**Excerpted passage**:
The 2 goals of a famework:
- protect you from the tedious things
- protect you from the dangerous things

N+1 queries would be in the 'dangerous' category, IMHO, and 'detecting causes of N+1 queries' is in the 'tedious'.

If we can at least add some DEBUG flagged machinery to detect and warn of potential prefetch/select candidates, it would be a big win.

--
C

On 16/08/17 09:26, Josh Smeaton wrote:
I believe we should be optimising for the **common** use case, not expecting everyone to be experts with the ORM.

> If I can come up with a single example where it would significantly decrease performance (either memory usage or speed) compared to the default (and I'm sure I can), then I would be strongly opposed to it ever being default behaviour.

The status quo is already one where thousands of users and sites are doing the non-optimal thing because we're choosing to be conservative and have users opt-in to the optimal behaviour. A massive complaint against Django is how easy it is for users to build in 1+N behaviour. Django is supposed to abstract the database away (so much so that we avoid SQL related terms in our queryset methods), yet one of the more fundamental concepts such as joins we expect users to know about and optimise for.

I'd be more in favour of throwing an error on non-select-related-foreign-key-access than what we're currently doing which is a query for each access.

The only options users currently have of monitoring poor behaviour is:

1. Add logging to django.db.models
2. Add django-debug-toolbar
3. Investigate page slow downs

Here's a bunch of ways that previously tuned queries can "go bad":

1. A models `__str__` method is updated to include a related field
2. A template uses a previously unused related field
3. A report uses a previously unused related field
4. A ModelAdmin adds a previously unused related field

I think a better question to ask is:

- How many people have had their day/site ruined because we think auto-prefetching is too magical? - How many people would have their day/site ruined because we think auto-prefetching is the better default?

If we were introducing a new ORM, I think the above answer would be obvious given what we know of Django use today.

**Source information**:
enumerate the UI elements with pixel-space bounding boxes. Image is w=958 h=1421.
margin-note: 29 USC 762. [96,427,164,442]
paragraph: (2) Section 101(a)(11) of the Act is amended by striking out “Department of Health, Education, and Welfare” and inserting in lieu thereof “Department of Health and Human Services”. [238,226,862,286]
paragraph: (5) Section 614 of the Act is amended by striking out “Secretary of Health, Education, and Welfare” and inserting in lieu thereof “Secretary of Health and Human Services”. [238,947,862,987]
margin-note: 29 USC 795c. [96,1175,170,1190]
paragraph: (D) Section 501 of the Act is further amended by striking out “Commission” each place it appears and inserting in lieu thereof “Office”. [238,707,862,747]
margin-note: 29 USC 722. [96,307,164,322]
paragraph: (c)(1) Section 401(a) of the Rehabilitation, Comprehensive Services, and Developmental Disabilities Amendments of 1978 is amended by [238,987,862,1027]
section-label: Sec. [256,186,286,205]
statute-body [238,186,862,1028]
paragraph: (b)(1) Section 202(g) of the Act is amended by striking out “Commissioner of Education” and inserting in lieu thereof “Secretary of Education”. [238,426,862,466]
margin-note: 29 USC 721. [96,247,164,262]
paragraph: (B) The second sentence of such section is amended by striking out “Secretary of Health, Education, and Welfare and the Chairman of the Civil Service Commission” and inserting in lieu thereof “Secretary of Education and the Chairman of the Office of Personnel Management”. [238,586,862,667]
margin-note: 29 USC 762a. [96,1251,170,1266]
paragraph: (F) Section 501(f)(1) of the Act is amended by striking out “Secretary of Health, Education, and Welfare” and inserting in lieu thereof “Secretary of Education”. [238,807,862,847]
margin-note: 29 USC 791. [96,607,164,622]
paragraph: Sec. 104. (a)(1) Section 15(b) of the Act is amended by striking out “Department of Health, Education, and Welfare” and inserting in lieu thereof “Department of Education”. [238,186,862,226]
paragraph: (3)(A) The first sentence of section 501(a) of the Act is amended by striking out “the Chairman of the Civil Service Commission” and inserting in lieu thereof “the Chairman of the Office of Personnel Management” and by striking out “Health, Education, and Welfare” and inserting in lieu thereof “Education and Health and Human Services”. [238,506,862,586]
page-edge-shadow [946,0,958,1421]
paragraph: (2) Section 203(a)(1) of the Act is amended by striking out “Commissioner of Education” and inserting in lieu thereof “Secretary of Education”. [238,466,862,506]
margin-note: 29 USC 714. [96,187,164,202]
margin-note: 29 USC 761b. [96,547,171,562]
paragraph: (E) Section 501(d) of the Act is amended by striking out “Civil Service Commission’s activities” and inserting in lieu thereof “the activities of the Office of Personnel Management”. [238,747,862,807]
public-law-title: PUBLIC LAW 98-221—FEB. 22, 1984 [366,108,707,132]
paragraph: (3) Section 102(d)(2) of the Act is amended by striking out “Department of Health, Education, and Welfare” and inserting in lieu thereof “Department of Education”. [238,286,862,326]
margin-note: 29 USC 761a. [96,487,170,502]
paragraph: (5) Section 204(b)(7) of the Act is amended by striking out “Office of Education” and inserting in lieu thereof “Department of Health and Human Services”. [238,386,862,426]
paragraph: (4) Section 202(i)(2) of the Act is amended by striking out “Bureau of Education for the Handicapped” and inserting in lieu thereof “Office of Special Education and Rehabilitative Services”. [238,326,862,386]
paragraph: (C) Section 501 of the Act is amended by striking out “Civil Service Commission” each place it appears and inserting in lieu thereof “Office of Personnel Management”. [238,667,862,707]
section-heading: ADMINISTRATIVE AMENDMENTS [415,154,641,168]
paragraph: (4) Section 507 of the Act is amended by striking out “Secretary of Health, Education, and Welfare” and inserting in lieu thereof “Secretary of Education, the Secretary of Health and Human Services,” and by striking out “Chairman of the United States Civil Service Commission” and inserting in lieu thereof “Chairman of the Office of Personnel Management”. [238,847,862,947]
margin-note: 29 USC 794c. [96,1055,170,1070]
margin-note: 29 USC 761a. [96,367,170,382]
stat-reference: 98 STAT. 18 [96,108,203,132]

**Task 1**:
Sum up the message on N+1 queries in two sentences.
**Task 2**:
In the message on N+1 queries, what are the three options users currently have for monitoring poor behavior?

**Written answer 1**:
The message says a framework should protect users from tedious and dangerous things, and that DEBUG-flagged machinery to detect and warn of potential prefetch/select candidates would be a big win against N+1 queries. A quoted message from Josh Smeaton argues that Django should optimize for the common use case rather than expect everyone to be ORM experts, and it lists the limited ways users can monitor poor behavior and several ways tuned queries can go bad.

**Written answer 2**:
Adding logging to django.db.models, adding django-debug-toolbar, and investigating page slowdowns.